(Objective) Find each line holding the word "fraction" and give the number of such lines, nothing else.

(Excerpted data)
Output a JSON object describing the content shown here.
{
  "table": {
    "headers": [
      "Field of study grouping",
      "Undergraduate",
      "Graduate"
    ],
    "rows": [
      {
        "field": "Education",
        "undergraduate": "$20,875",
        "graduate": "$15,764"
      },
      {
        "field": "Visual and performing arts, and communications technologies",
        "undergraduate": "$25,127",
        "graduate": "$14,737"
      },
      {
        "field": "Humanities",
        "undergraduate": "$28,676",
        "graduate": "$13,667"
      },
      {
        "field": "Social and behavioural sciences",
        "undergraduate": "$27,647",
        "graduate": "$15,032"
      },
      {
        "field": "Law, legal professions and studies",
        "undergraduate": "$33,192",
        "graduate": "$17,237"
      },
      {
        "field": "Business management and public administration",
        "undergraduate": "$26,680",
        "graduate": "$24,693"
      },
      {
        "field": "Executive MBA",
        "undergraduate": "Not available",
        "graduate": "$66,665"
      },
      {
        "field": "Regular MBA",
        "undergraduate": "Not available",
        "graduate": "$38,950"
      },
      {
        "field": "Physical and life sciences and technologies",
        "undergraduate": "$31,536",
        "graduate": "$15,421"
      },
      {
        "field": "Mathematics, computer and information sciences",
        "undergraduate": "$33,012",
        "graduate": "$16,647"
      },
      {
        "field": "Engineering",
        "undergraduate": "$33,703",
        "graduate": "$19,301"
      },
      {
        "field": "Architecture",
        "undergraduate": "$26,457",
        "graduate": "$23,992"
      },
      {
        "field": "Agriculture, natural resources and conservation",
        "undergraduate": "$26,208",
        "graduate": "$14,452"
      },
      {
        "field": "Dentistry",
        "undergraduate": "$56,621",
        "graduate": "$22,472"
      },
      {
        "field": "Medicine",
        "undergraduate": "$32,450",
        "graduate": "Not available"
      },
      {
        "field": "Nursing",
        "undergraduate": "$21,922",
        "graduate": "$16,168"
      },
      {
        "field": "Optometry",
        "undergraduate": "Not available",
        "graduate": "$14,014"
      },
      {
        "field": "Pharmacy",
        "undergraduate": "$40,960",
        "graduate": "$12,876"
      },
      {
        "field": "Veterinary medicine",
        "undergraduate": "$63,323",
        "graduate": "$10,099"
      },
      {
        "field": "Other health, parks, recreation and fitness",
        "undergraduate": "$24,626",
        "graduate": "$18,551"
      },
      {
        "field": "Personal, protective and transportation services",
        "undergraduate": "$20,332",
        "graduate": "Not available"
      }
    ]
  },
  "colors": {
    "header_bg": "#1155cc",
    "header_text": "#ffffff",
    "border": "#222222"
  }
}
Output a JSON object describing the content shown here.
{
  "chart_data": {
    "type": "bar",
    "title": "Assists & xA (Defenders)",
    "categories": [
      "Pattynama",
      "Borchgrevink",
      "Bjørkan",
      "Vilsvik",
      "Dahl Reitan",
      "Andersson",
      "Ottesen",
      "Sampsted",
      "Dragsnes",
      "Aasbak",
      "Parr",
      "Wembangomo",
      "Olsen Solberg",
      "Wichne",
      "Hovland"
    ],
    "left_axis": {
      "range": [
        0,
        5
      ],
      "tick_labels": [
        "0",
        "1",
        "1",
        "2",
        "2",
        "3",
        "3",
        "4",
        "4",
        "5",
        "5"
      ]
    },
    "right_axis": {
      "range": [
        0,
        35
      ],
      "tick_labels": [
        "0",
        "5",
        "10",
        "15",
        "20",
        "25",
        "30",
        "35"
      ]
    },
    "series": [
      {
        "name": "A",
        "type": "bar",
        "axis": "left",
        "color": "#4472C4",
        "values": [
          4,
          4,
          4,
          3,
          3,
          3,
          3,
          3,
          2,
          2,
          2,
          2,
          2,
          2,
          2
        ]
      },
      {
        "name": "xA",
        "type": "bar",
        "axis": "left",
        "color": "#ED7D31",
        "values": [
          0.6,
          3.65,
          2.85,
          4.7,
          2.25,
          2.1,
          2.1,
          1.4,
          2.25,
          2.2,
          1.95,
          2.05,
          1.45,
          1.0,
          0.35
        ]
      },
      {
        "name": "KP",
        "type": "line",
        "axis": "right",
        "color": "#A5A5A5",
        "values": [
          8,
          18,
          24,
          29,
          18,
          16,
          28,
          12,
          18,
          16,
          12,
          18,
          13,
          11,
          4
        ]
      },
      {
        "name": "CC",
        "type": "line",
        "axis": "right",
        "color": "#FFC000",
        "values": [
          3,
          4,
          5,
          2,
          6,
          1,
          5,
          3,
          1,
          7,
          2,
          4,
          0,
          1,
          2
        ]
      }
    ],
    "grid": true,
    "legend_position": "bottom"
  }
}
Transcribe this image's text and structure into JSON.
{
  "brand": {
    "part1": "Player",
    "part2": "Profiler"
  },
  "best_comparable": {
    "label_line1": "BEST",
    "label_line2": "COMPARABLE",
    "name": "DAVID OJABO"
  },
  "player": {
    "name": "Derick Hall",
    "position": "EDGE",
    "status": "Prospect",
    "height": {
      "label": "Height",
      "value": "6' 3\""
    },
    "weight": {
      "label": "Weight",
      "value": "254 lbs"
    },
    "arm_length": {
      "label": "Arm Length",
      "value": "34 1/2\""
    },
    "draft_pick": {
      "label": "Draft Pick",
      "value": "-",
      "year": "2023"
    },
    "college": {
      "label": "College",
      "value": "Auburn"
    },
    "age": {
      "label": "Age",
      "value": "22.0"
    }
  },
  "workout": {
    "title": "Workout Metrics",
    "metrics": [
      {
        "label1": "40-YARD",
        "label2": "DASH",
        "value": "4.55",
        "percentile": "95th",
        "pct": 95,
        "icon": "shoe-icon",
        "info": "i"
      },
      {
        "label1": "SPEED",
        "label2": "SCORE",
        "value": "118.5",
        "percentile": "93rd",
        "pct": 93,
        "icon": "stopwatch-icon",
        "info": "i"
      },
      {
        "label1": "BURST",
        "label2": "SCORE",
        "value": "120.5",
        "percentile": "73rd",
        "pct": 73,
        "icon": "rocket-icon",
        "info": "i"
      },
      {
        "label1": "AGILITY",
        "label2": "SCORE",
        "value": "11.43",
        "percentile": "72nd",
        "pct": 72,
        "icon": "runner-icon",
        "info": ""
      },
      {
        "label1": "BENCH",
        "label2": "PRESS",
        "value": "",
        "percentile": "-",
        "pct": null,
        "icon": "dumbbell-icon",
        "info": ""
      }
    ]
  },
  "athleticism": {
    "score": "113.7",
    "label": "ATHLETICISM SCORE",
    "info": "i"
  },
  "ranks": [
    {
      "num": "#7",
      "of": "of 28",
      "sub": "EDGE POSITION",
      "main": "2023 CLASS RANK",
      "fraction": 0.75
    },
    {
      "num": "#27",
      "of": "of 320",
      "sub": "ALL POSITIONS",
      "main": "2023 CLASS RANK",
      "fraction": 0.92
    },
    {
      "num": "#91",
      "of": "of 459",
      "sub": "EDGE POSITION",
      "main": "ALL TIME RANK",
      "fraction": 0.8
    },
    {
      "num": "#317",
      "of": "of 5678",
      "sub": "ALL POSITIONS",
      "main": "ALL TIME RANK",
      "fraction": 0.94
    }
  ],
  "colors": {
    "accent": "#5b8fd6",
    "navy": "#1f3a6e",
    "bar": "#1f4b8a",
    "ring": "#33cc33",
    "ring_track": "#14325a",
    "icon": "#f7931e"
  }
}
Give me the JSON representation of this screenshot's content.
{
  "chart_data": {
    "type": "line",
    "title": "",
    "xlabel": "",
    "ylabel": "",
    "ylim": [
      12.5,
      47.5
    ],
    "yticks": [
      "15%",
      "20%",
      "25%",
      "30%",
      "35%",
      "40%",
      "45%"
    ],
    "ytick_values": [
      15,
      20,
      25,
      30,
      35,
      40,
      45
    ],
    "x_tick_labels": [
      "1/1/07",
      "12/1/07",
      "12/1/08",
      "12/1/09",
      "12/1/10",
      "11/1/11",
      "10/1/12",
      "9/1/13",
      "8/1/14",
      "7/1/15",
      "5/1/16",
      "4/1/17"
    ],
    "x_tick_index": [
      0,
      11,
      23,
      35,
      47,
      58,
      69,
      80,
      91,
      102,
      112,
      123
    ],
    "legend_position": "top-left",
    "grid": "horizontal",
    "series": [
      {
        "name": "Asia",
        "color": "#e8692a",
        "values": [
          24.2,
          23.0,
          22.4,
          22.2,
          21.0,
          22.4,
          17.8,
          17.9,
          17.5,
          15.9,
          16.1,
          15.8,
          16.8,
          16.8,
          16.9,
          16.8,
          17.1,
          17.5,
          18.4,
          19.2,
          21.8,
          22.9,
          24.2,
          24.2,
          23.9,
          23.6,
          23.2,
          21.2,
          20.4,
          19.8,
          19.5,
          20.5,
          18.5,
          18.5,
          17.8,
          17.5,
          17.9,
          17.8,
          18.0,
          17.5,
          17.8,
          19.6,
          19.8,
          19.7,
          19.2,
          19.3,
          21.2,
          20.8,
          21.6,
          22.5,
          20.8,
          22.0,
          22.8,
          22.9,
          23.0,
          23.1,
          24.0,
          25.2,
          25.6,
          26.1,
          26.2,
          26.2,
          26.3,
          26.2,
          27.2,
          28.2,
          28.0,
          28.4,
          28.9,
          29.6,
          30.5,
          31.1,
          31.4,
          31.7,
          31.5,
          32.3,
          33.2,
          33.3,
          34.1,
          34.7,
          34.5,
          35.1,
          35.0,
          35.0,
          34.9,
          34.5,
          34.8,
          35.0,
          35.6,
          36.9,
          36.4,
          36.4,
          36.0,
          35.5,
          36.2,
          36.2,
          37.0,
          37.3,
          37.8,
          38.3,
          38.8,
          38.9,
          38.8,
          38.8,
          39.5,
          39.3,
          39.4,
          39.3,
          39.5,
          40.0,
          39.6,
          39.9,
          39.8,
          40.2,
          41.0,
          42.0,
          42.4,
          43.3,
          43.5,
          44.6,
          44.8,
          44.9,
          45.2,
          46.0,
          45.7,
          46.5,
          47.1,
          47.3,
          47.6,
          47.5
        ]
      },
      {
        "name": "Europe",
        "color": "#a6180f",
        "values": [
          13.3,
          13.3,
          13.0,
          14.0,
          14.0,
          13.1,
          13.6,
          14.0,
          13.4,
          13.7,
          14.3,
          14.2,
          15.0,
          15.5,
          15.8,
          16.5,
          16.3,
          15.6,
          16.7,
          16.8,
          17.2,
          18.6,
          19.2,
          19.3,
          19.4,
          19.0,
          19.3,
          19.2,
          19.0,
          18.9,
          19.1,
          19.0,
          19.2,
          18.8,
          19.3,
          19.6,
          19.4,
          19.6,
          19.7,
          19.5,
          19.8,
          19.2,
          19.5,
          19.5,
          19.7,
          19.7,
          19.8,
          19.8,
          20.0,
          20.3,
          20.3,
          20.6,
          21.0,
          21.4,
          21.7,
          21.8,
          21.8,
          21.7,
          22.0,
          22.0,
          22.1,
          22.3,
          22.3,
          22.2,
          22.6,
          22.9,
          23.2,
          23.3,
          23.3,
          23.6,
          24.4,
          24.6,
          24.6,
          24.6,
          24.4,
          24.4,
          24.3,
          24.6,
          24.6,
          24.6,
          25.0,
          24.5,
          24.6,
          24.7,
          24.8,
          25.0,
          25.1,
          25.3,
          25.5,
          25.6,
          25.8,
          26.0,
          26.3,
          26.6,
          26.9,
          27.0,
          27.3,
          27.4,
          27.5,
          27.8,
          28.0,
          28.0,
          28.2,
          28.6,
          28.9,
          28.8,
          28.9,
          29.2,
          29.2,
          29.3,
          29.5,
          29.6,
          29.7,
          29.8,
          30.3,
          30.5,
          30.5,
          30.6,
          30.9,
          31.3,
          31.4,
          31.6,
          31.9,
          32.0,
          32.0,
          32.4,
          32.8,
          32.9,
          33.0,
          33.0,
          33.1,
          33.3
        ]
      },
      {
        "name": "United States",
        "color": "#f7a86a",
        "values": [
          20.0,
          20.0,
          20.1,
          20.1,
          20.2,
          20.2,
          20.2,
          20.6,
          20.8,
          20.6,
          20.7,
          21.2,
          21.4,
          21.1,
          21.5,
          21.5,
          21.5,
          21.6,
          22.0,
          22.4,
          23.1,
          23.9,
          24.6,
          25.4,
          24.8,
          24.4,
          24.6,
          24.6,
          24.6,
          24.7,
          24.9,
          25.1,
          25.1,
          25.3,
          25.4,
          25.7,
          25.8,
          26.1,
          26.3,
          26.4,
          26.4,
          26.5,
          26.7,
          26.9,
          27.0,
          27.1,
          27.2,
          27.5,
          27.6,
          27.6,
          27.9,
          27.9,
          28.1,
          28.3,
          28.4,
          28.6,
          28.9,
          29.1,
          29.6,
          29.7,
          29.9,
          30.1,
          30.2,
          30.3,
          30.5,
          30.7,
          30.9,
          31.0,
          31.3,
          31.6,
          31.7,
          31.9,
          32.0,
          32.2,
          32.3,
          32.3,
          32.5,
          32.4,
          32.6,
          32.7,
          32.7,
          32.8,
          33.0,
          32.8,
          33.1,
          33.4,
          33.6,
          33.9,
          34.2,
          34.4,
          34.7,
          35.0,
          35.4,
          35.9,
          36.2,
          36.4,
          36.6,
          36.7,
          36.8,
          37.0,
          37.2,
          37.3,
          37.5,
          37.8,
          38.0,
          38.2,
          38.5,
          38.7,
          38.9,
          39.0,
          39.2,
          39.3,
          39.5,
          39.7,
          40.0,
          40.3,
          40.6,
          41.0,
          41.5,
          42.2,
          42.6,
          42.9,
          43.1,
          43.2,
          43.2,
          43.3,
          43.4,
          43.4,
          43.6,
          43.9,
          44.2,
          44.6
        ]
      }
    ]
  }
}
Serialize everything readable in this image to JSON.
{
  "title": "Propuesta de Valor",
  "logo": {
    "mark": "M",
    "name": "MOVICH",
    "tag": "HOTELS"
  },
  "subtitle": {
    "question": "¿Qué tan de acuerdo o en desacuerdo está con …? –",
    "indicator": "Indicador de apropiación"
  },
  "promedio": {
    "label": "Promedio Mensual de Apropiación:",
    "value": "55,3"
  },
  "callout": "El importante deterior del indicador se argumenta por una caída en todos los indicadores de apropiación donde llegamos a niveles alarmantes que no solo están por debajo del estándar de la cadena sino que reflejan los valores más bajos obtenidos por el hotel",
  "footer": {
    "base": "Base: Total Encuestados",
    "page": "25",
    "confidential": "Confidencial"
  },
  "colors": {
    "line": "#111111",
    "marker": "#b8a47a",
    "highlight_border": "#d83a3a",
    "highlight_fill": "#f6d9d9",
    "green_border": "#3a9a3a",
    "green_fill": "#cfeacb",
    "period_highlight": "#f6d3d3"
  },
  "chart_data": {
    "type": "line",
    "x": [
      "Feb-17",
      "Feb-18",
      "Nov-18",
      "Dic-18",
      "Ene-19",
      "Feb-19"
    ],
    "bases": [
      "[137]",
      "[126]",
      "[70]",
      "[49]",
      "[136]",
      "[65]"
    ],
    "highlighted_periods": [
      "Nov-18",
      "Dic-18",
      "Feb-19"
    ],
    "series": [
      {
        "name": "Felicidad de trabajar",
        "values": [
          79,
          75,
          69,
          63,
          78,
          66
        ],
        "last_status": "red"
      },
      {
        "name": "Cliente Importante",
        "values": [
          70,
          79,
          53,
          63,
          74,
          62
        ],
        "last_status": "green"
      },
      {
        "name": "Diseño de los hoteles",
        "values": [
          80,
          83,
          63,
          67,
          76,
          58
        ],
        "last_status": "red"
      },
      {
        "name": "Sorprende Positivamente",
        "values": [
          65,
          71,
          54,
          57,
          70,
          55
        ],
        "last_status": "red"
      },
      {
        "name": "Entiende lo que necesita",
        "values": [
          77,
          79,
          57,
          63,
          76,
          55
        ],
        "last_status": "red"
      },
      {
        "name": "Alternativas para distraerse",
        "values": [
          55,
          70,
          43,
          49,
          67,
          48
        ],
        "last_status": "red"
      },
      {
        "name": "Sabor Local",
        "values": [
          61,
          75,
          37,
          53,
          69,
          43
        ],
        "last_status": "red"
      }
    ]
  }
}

(Task response) 4